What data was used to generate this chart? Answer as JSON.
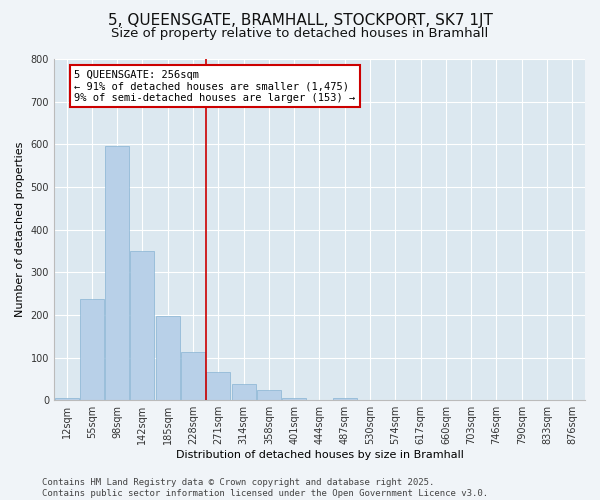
{
  "title1": "5, QUEENSGATE, BRAMHALL, STOCKPORT, SK7 1JT",
  "title2": "Size of property relative to detached houses in Bramhall",
  "xlabel": "Distribution of detached houses by size in Bramhall",
  "ylabel": "Number of detached properties",
  "bar_color": "#b8d0e8",
  "bar_edge_color": "#88b4d4",
  "background_color": "#dce8f0",
  "grid_color": "#ffffff",
  "annotation_line_color": "#cc0000",
  "annotation_box_color": "#cc0000",
  "fig_background": "#f0f4f8",
  "categories": [
    "12sqm",
    "55sqm",
    "98sqm",
    "142sqm",
    "185sqm",
    "228sqm",
    "271sqm",
    "314sqm",
    "358sqm",
    "401sqm",
    "444sqm",
    "487sqm",
    "530sqm",
    "574sqm",
    "617sqm",
    "660sqm",
    "703sqm",
    "746sqm",
    "790sqm",
    "833sqm",
    "876sqm"
  ],
  "bar_heights": [
    5,
    237,
    597,
    350,
    197,
    113,
    65,
    37,
    23,
    5,
    0,
    5,
    0,
    0,
    0,
    0,
    0,
    0,
    0,
    0,
    0
  ],
  "ylim": [
    0,
    800
  ],
  "yticks": [
    0,
    100,
    200,
    300,
    400,
    500,
    600,
    700,
    800
  ],
  "property_line_x": 5.5,
  "annotation_text": "5 QUEENSGATE: 256sqm\n← 91% of detached houses are smaller (1,475)\n9% of semi-detached houses are larger (153) →",
  "footer_text": "Contains HM Land Registry data © Crown copyright and database right 2025.\nContains public sector information licensed under the Open Government Licence v3.0.",
  "title_fontsize": 11,
  "subtitle_fontsize": 9.5,
  "axis_label_fontsize": 8,
  "tick_fontsize": 7,
  "annotation_fontsize": 7.5,
  "footer_fontsize": 6.5
}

....

Each line of the material must be retyped exactly, except that images are omitted.

What data was used to generate this chart? Answer as JSON.
{
  "title1": "5, QUEENSGATE, BRAMHALL, STOCKPORT, SK7 1JT",
  "title2": "Size of property relative to detached houses in Bramhall",
  "xlabel": "Distribution of detached houses by size in Bramhall",
  "ylabel": "Number of detached properties",
  "bar_color": "#b8d0e8",
  "bar_edge_color": "#88b4d4",
  "background_color": "#dce8f0",
  "grid_color": "#ffffff",
  "annotation_line_color": "#cc0000",
  "annotation_box_color": "#cc0000",
  "fig_background": "#f0f4f8",
  "categories": [
    "12sqm",
    "55sqm",
    "98sqm",
    "142sqm",
    "185sqm",
    "228sqm",
    "271sqm",
    "314sqm",
    "358sqm",
    "401sqm",
    "444sqm",
    "487sqm",
    "530sqm",
    "574sqm",
    "617sqm",
    "660sqm",
    "703sqm",
    "746sqm",
    "790sqm",
    "833sqm",
    "876sqm"
  ],
  "bar_heights": [
    5,
    237,
    597,
    350,
    197,
    113,
    65,
    37,
    23,
    5,
    0,
    5,
    0,
    0,
    0,
    0,
    0,
    0,
    0,
    0,
    0
  ],
  "ylim": [
    0,
    800
  ],
  "yticks": [
    0,
    100,
    200,
    300,
    400,
    500,
    600,
    700,
    800
  ],
  "property_line_x": 5.5,
  "annotation_text": "5 QUEENSGATE: 256sqm\n← 91% of detached houses are smaller (1,475)\n9% of semi-detached houses are larger (153) →",
  "footer_text": "Contains HM Land Registry data © Crown copyright and database right 2025.\nContains public sector information licensed under the Open Government Licence v3.0.",
  "title_fontsize": 11,
  "subtitle_fontsize": 9.5,
  "axis_label_fontsize": 8,
  "tick_fontsize": 7,
  "annotation_fontsize": 7.5,
  "footer_fontsize": 6.5
}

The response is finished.